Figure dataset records
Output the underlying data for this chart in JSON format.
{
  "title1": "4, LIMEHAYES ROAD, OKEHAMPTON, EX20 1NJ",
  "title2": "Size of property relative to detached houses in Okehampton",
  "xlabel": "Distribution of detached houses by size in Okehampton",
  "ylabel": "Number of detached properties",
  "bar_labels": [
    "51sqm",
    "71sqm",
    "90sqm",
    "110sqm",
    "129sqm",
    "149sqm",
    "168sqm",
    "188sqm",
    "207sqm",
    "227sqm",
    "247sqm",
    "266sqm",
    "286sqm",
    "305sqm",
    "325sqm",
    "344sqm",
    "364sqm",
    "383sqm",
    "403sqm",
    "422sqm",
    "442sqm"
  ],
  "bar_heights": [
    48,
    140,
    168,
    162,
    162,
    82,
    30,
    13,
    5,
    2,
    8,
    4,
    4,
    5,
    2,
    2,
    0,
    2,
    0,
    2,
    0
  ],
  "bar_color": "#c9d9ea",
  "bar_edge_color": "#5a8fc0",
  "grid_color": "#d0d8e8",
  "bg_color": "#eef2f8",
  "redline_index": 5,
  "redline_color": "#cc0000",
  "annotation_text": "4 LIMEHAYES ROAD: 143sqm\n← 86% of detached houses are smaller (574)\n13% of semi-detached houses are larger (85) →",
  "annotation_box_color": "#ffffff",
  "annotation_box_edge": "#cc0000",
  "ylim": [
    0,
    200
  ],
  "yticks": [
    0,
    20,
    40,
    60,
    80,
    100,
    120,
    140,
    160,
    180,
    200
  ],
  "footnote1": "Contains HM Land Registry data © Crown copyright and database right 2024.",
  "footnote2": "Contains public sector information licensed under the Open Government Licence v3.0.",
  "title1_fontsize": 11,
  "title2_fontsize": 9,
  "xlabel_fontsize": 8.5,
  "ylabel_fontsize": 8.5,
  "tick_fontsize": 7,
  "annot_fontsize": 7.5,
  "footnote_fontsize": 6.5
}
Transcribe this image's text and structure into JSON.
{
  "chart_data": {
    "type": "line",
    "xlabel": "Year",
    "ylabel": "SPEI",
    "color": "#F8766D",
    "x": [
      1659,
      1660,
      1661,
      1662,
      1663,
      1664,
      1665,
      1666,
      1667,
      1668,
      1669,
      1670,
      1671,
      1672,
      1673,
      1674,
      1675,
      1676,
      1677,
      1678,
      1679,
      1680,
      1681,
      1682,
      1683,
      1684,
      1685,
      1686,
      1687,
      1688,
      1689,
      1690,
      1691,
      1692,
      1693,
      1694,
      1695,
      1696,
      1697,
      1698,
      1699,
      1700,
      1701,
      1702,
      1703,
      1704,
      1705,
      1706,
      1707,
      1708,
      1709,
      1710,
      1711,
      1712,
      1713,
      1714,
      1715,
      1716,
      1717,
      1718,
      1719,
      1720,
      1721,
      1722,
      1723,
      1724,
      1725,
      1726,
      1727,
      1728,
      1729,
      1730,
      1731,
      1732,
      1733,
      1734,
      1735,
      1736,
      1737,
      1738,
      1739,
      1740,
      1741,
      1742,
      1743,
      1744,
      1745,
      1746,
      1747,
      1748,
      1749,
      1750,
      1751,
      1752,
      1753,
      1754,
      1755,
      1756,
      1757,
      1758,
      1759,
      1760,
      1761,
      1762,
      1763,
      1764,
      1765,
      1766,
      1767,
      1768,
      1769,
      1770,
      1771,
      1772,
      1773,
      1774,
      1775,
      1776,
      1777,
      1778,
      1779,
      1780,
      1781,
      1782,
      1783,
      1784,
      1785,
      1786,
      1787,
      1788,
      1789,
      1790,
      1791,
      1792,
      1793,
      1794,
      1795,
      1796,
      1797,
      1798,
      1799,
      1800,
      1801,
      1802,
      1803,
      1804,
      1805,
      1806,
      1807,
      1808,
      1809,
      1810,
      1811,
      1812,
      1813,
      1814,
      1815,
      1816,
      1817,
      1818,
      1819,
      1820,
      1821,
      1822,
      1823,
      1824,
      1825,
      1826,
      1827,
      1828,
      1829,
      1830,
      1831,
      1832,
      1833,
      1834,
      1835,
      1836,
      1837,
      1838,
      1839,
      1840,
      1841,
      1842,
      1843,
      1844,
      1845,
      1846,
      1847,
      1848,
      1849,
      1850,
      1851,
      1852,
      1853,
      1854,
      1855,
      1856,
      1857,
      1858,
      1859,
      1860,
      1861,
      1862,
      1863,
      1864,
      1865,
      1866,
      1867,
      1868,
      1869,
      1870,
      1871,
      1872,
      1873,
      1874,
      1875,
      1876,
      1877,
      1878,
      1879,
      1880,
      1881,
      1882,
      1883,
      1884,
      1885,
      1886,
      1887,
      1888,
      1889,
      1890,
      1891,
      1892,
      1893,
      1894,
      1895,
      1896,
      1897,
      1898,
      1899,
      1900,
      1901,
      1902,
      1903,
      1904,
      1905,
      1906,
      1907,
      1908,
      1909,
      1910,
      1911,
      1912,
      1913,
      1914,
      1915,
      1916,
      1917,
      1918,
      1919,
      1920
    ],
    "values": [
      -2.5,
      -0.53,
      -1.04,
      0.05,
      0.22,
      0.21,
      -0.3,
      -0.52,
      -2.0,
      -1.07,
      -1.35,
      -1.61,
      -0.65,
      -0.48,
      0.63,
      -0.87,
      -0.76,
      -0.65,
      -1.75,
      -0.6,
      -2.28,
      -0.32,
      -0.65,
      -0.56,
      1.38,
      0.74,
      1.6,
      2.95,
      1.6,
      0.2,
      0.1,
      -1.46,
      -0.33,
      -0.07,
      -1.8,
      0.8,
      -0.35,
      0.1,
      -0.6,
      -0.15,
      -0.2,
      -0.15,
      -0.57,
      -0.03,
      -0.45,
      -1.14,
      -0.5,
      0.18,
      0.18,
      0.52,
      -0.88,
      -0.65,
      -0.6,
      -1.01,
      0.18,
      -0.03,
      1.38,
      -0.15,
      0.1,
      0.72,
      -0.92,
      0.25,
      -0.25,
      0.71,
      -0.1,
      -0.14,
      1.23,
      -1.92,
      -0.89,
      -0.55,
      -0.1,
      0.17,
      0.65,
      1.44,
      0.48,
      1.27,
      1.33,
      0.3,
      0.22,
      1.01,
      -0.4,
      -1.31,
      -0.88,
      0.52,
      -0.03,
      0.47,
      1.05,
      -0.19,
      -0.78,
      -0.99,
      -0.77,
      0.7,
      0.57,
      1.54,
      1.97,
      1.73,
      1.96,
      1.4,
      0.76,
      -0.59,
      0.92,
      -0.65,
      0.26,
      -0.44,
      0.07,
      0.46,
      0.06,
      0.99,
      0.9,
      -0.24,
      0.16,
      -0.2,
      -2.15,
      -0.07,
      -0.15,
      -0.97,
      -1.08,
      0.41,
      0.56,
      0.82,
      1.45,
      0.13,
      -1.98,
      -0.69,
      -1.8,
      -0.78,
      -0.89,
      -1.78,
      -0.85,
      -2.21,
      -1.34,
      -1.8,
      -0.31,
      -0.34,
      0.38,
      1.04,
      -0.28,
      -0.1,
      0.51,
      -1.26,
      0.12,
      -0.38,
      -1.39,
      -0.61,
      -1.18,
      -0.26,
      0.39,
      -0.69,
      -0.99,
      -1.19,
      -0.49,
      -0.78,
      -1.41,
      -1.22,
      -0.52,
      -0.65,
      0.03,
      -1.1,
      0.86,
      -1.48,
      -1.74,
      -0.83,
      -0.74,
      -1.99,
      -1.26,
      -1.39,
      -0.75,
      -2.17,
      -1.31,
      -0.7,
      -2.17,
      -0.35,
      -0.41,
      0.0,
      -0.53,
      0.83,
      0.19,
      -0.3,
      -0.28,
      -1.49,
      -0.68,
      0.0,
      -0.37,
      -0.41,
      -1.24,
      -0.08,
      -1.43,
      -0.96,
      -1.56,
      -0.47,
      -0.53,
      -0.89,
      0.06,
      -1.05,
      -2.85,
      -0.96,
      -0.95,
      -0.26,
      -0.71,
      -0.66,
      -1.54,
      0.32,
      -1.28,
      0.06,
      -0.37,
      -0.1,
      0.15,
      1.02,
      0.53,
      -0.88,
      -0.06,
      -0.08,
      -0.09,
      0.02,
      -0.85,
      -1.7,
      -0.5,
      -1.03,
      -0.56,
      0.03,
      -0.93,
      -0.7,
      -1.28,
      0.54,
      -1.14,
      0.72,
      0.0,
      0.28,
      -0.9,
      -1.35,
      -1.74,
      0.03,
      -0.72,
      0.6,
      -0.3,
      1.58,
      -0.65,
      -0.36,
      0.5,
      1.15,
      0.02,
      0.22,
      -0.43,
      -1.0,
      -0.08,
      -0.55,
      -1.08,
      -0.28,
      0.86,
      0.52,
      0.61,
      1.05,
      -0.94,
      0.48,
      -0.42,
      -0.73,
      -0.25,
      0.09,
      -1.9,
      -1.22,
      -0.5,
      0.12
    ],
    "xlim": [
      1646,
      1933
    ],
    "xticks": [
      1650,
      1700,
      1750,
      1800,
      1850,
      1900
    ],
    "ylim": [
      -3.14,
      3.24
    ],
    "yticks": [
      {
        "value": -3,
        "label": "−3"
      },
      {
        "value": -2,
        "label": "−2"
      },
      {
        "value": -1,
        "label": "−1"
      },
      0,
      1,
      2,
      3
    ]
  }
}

◆ Required task ◆
In the records above, how many lines include "Contains"? Give that number and nothing more.

◆ Correct result ◆
2